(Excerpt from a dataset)
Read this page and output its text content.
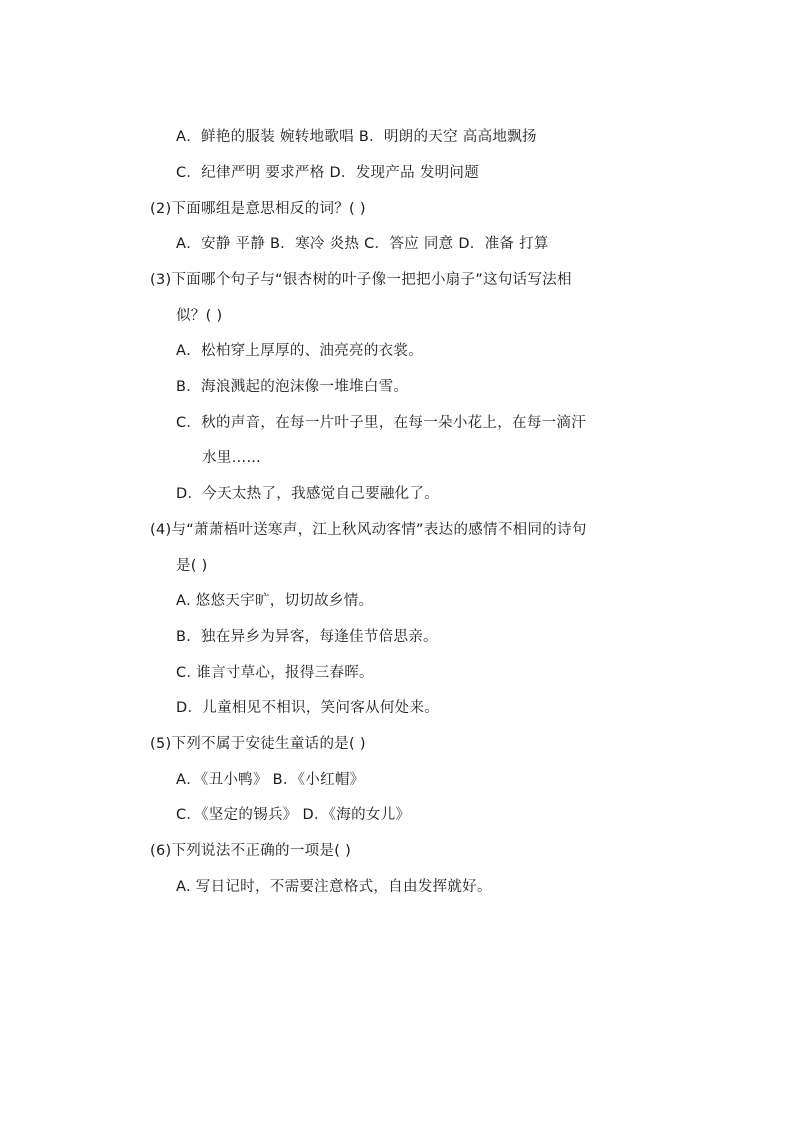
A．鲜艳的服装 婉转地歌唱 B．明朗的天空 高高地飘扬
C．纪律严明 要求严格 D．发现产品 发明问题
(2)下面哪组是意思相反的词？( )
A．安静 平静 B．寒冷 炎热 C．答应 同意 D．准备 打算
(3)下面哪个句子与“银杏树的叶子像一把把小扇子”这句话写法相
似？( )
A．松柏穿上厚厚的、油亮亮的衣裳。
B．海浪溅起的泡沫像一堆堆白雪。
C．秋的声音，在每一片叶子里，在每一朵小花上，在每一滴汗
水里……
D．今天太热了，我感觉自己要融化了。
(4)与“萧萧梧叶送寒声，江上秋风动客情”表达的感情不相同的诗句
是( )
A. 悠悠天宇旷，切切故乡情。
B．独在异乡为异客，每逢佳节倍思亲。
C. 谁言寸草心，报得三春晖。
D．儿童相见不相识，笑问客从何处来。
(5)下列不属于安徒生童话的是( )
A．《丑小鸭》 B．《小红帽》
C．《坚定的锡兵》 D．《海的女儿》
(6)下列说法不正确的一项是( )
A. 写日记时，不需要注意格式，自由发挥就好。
--
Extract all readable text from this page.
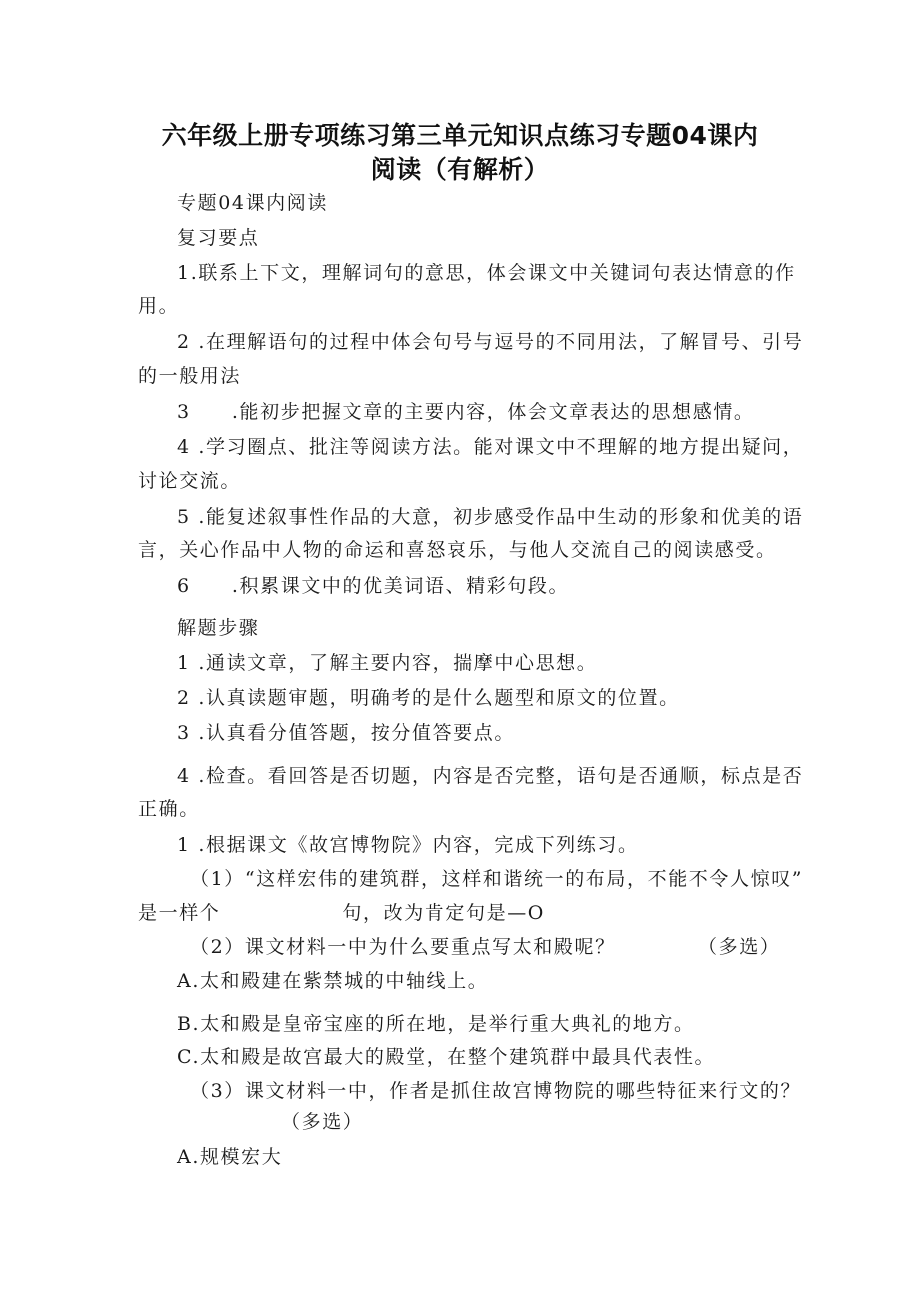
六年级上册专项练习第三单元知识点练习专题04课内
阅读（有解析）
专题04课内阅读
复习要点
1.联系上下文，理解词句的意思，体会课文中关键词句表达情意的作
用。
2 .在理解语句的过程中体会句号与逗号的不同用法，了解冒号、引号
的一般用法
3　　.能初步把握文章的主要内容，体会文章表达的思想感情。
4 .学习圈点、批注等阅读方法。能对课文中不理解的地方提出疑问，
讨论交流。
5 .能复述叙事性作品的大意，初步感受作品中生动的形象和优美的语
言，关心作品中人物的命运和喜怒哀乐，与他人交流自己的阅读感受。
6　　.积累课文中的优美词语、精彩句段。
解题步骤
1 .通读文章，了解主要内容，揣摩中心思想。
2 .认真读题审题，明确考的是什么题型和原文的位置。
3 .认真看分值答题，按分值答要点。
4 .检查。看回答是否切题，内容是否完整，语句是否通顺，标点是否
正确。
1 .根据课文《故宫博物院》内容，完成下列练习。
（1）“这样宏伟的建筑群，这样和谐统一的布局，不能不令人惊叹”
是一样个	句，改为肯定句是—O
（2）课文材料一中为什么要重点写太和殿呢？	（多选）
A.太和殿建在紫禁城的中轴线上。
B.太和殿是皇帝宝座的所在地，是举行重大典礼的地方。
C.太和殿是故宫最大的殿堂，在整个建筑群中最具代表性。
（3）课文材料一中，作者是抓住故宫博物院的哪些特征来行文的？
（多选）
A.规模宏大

* EXERCISE
Among the lines of the data above, count those holding "this" and state only the number.

* COMPLETED TASK
2